Exercise » Locate and copy each line in the data that contains the word "стандарта".

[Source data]

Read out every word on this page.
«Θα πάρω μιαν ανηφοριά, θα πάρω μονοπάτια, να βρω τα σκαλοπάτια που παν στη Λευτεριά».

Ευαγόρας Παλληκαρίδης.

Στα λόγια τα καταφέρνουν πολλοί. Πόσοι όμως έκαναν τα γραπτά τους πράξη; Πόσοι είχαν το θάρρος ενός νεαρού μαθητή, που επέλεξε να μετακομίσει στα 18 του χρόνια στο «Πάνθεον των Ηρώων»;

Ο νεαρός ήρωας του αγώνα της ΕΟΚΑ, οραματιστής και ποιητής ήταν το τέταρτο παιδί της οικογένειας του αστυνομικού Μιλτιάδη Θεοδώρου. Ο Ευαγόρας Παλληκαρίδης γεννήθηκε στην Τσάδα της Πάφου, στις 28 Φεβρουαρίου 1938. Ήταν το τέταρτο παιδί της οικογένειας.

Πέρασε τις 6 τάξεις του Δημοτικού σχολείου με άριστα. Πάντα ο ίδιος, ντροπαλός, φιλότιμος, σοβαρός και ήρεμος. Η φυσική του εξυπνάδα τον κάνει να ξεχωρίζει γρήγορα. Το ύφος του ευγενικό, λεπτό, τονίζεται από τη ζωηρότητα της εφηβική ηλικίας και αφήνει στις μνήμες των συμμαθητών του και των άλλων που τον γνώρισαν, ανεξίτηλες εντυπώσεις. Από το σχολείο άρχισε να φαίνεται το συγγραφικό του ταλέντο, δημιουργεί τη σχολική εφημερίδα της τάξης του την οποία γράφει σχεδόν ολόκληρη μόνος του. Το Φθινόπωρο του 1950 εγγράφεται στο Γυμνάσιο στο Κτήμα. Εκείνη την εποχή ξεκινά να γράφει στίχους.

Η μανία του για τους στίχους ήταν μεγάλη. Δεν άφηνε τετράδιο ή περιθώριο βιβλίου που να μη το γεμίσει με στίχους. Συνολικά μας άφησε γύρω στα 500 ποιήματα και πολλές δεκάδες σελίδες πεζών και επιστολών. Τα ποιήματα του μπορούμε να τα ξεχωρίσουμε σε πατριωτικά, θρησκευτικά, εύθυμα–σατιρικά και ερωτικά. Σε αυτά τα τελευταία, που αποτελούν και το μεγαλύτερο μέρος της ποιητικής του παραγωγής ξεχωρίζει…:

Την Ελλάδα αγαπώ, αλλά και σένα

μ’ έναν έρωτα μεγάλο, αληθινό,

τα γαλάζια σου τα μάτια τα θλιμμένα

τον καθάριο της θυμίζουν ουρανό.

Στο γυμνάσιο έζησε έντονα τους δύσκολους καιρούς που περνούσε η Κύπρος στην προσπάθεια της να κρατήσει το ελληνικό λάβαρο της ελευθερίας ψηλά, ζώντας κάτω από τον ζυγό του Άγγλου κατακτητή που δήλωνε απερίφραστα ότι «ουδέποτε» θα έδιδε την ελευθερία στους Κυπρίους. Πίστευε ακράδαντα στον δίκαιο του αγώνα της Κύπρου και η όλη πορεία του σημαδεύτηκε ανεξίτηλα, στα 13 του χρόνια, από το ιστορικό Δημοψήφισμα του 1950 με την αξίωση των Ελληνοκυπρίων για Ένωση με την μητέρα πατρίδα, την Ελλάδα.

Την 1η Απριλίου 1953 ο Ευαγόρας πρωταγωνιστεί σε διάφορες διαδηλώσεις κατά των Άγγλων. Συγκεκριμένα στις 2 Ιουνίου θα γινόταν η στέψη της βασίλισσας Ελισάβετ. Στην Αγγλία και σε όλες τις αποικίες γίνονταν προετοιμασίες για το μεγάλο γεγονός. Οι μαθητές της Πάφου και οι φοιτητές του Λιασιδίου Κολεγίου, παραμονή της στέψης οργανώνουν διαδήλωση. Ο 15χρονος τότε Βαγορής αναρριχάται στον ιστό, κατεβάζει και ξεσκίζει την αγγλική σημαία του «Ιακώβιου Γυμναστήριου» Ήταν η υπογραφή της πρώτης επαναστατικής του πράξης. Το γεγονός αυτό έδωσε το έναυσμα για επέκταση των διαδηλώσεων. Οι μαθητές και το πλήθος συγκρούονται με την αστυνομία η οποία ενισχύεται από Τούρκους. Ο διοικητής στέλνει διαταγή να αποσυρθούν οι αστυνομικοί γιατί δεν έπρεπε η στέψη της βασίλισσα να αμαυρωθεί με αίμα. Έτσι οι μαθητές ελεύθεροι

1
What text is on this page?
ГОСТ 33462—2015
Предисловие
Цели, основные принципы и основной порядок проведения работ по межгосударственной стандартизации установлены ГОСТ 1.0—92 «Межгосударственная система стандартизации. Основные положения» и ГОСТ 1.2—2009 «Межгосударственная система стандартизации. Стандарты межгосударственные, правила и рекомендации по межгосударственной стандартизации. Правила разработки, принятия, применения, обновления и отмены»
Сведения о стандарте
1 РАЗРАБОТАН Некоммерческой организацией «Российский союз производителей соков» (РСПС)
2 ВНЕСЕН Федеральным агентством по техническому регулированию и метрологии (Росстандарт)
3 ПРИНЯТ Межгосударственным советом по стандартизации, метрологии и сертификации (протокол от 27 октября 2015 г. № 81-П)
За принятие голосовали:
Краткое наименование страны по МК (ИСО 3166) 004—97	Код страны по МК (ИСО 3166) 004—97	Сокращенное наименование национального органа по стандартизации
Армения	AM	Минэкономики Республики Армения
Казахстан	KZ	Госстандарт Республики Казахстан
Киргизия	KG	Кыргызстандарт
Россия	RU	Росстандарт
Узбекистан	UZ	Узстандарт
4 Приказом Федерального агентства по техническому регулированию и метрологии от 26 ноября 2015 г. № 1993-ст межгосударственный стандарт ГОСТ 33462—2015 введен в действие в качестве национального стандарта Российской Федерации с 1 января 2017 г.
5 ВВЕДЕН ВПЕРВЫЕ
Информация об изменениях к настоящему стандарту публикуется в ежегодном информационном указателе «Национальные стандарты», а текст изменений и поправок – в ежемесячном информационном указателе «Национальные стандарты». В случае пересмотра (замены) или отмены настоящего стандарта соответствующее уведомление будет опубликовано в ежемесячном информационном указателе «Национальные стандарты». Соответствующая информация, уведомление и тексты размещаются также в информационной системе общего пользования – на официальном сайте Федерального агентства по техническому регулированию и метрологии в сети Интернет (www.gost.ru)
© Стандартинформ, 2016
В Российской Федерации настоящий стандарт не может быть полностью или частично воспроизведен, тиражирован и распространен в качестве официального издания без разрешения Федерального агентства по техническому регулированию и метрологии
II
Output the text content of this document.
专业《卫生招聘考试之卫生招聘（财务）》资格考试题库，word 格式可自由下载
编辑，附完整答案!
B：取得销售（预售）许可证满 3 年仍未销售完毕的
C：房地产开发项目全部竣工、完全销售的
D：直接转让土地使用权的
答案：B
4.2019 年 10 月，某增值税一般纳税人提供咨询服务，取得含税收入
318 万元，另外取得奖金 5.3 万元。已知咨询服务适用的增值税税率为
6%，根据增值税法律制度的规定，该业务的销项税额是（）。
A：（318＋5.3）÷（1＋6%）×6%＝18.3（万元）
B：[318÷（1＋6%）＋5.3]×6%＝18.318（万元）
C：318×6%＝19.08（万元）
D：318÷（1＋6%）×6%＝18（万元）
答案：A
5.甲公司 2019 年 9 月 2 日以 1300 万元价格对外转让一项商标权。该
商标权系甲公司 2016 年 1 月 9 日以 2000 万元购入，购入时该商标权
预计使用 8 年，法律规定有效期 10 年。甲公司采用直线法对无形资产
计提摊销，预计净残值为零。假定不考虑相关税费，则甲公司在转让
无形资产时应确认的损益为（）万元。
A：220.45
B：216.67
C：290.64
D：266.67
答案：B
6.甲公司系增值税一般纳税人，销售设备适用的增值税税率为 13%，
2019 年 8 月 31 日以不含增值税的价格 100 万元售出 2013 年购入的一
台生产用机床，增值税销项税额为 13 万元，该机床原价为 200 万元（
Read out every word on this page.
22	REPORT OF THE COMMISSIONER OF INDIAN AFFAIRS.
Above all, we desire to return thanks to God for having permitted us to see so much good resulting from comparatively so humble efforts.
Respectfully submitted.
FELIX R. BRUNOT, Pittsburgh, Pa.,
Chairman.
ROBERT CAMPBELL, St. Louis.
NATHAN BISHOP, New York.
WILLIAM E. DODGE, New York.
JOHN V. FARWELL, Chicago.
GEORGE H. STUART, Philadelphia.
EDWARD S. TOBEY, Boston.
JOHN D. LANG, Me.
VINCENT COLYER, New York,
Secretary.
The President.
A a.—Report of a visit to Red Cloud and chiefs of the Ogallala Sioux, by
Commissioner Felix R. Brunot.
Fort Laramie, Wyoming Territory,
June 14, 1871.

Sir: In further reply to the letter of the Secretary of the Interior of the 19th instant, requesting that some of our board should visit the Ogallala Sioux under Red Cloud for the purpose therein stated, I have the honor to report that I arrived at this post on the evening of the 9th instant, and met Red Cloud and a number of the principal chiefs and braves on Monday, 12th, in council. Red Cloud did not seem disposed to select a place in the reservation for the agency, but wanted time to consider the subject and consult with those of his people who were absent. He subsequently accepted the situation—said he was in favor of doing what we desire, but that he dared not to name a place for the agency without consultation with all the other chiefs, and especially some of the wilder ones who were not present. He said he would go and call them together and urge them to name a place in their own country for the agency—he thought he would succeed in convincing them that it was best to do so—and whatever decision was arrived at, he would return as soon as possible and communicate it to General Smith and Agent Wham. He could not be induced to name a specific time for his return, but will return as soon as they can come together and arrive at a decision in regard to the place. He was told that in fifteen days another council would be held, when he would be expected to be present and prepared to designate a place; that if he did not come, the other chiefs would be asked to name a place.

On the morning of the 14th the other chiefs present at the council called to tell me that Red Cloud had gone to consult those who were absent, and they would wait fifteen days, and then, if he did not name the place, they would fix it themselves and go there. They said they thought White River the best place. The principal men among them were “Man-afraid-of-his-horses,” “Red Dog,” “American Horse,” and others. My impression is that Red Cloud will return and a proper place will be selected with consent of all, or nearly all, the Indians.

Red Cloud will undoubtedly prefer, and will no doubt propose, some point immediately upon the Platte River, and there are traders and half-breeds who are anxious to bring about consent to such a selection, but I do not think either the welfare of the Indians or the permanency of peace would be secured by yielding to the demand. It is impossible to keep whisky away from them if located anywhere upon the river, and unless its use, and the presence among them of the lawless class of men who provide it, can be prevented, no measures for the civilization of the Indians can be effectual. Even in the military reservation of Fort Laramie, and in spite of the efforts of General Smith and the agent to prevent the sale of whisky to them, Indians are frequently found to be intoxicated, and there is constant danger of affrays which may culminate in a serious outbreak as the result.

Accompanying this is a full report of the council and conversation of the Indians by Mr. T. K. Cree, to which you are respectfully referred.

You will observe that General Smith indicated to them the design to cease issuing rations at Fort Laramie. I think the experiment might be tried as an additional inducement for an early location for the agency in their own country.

Finished answer »
4 Приказом Федерального агентства по техническому регулированию и метрологии от 26 ноября 2015 г. № 1993-ст межгосударственный стандарт ГОСТ 33462—2015 введен в действие в качестве национального стандарта Российской Федерации с 1 января 2017 г.
Информация об изменениях к настоящему стандарту публикуется в ежегодном информационном указателе «Национальные стандарты», а текст изменений и поправок – в ежемесячном информационном указателе «Национальные стандарты». В случае пересмотра (замены) или отмены настоящего стандарта соответствующее уведомление будет опубликовано в ежемесячном информационном указателе «Национальные стандарты». Соответствующая информация, уведомление и тексты размещаются также в информационной системе общего пользования – на официальном сайте Федерального агентства по техническому регулированию и метрологии в сети Интернет (www.gost.ru)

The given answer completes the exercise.